* [Aim of the exercise]
Only the number is wanted: how many lines in the data contain "security"?
━━━━━━━━━━━━━━━━━━━━
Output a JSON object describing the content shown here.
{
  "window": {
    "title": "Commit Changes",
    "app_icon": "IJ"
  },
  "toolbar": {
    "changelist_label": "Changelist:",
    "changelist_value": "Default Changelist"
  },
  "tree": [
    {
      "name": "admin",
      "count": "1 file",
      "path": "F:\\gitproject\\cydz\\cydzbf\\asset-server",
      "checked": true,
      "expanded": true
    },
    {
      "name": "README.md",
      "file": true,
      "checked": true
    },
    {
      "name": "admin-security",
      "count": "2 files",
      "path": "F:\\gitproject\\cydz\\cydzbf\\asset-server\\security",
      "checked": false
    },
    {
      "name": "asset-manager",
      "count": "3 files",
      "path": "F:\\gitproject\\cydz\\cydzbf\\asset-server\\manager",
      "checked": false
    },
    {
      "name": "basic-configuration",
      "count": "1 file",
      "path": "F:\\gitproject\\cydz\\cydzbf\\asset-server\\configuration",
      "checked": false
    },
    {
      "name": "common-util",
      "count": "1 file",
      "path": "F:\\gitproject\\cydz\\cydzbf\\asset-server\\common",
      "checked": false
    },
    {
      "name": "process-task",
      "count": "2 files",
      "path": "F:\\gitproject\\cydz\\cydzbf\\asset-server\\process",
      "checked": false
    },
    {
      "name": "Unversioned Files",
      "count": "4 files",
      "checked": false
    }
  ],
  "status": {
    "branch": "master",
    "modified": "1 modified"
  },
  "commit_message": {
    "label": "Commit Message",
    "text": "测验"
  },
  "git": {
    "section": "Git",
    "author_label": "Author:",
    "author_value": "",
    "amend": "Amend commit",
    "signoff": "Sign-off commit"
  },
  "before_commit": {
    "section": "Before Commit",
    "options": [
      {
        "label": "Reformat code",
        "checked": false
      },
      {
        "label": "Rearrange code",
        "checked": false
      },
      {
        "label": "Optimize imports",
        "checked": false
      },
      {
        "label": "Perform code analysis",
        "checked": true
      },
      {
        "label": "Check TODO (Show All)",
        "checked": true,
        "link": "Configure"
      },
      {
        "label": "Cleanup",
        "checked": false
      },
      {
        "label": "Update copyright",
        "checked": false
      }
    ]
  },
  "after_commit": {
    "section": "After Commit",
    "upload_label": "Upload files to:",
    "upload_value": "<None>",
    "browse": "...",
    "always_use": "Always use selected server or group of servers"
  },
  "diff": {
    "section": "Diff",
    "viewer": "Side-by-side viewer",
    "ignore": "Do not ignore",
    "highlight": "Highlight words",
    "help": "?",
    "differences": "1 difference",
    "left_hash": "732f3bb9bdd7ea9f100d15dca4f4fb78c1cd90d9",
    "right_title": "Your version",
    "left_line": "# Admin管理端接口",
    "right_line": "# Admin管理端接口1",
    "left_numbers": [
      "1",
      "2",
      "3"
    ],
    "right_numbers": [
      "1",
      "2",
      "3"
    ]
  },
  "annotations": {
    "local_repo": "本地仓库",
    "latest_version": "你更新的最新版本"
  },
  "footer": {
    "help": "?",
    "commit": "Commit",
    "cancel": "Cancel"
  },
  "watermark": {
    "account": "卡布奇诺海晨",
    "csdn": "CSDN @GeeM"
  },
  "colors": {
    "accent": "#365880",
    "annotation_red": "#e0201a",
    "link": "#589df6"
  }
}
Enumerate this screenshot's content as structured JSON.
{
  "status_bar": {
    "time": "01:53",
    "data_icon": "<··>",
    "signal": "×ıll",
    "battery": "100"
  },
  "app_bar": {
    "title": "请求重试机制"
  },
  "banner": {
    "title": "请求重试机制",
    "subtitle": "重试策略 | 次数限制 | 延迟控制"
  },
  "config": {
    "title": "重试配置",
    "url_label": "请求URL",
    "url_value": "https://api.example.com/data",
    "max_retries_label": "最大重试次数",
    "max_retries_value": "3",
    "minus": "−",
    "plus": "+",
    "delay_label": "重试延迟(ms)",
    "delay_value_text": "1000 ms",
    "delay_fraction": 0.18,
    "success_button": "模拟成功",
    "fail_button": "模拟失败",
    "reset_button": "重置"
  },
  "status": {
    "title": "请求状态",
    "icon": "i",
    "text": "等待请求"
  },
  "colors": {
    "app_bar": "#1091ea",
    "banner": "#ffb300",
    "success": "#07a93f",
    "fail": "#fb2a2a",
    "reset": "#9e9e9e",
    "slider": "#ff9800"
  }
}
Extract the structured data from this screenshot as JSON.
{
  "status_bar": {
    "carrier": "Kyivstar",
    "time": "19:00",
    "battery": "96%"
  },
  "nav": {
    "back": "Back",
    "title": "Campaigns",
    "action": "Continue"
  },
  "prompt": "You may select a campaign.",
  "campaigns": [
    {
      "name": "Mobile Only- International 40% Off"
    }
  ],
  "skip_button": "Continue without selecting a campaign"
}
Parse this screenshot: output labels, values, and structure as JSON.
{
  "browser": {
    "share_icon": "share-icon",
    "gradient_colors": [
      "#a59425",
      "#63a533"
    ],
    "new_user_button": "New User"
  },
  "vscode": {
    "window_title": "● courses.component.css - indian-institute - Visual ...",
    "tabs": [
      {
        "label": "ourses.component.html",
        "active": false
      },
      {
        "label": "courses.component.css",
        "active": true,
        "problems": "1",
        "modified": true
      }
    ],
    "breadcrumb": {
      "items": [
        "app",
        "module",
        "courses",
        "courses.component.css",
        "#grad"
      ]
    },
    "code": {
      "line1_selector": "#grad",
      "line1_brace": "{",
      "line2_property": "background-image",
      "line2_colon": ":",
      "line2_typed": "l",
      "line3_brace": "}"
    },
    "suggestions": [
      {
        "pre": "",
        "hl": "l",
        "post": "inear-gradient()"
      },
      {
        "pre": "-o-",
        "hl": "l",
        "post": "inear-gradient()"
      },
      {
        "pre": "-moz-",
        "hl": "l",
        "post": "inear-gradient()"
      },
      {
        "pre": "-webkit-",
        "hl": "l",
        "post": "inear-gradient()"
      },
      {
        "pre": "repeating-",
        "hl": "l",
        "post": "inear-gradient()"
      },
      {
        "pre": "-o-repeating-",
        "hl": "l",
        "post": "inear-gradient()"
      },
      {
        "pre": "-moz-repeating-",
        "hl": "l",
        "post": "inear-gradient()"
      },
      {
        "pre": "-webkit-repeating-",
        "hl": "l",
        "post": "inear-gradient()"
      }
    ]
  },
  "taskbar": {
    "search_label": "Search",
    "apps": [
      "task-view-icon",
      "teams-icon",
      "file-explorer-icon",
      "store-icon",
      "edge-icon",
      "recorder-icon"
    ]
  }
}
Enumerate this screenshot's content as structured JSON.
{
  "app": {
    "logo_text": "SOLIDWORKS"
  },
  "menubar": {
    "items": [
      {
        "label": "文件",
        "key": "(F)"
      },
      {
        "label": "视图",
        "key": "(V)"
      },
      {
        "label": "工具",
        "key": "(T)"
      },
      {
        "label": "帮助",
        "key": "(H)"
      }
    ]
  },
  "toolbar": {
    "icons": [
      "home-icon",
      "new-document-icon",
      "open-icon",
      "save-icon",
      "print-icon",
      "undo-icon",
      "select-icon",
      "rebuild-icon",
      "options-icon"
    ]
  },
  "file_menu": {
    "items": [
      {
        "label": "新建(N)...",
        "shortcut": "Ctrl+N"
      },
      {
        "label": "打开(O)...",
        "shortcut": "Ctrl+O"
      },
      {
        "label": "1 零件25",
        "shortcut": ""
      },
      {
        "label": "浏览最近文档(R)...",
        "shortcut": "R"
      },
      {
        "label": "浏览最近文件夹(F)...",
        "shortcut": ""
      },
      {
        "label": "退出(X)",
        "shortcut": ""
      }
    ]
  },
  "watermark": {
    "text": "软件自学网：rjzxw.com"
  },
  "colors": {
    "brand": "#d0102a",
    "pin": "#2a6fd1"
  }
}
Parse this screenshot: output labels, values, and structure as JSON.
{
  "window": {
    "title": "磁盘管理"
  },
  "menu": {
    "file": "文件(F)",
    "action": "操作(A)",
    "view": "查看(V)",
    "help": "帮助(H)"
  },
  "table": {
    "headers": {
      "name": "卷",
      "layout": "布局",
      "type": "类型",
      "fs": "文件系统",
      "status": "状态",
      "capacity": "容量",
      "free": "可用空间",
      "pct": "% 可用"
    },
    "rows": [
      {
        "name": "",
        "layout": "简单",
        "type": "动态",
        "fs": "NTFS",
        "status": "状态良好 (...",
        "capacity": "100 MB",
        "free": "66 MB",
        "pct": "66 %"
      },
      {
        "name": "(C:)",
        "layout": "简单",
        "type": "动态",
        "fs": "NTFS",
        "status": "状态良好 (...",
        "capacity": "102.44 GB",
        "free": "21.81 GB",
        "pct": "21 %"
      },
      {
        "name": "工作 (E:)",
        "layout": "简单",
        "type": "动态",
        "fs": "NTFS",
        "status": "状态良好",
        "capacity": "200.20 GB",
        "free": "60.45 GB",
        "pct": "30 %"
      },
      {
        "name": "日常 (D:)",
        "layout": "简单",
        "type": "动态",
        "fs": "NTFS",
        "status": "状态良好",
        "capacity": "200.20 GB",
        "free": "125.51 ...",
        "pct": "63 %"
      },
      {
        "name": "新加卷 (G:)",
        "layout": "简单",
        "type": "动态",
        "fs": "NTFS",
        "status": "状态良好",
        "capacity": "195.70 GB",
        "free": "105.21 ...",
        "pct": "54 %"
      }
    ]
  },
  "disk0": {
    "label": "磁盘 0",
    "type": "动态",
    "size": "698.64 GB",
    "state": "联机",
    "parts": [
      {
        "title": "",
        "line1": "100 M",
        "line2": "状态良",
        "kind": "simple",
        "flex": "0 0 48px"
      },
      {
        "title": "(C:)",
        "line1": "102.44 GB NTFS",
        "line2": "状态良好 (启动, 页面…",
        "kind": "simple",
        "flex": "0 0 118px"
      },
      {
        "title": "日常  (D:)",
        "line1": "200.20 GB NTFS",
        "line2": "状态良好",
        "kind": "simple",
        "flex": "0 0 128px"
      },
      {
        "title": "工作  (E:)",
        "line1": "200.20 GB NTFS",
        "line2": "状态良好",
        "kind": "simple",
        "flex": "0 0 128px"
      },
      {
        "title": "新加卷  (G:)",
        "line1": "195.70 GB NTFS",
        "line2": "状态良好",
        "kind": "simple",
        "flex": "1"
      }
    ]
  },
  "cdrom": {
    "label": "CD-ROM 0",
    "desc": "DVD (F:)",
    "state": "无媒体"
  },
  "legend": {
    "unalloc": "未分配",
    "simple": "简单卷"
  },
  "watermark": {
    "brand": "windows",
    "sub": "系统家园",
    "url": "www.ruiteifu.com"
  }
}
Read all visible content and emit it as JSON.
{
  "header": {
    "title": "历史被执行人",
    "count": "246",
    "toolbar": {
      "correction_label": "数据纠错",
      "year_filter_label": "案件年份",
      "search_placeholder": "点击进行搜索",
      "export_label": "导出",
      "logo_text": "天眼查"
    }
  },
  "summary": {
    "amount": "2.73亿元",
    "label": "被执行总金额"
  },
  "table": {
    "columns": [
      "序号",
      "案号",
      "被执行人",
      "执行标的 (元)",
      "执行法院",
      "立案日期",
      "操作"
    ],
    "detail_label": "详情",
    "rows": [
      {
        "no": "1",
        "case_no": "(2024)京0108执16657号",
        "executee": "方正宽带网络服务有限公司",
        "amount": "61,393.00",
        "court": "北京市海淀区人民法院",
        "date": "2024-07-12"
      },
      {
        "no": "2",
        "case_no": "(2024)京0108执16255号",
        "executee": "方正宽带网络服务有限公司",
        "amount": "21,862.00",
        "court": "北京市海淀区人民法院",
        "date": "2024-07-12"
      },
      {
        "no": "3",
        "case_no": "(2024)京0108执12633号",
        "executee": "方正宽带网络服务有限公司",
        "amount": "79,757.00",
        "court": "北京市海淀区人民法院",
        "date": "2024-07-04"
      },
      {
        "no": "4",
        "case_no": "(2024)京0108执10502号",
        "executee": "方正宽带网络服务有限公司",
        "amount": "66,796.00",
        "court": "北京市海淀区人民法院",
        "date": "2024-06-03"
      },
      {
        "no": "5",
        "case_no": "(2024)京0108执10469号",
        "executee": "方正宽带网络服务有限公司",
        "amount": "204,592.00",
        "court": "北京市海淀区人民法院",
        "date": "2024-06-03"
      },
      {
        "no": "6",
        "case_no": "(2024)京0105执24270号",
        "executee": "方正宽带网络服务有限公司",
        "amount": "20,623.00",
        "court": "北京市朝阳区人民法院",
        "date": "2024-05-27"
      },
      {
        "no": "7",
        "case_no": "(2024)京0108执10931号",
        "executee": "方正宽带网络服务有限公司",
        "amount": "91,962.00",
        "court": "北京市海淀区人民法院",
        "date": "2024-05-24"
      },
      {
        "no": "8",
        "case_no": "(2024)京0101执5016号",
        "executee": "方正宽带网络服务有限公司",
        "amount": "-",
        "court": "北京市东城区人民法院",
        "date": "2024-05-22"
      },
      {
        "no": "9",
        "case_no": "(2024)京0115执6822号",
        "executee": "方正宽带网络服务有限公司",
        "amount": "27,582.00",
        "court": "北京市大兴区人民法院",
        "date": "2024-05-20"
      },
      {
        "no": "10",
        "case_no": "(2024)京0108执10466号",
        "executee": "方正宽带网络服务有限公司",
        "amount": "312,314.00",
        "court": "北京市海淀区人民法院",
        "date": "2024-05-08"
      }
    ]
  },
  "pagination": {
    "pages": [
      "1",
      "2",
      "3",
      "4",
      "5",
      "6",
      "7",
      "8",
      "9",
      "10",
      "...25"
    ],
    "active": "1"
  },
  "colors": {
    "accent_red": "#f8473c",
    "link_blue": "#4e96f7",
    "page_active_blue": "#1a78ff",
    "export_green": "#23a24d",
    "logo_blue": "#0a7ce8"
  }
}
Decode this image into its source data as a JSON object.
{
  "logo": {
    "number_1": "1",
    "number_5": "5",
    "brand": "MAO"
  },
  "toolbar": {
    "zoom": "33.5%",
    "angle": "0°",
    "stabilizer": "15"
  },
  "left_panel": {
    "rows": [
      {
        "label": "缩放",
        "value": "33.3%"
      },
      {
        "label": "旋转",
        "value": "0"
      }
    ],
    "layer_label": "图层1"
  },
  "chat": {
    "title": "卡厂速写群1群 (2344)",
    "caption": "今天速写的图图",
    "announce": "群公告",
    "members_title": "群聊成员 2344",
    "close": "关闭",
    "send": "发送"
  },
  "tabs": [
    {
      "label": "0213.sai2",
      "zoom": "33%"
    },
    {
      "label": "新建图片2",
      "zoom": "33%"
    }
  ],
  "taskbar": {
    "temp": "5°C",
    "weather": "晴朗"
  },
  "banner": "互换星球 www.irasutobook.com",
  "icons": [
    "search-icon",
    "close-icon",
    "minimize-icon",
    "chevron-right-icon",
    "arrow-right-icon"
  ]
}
━━━━━━━━━━━━━━━━━━━━
* [Answer for this exercise]
2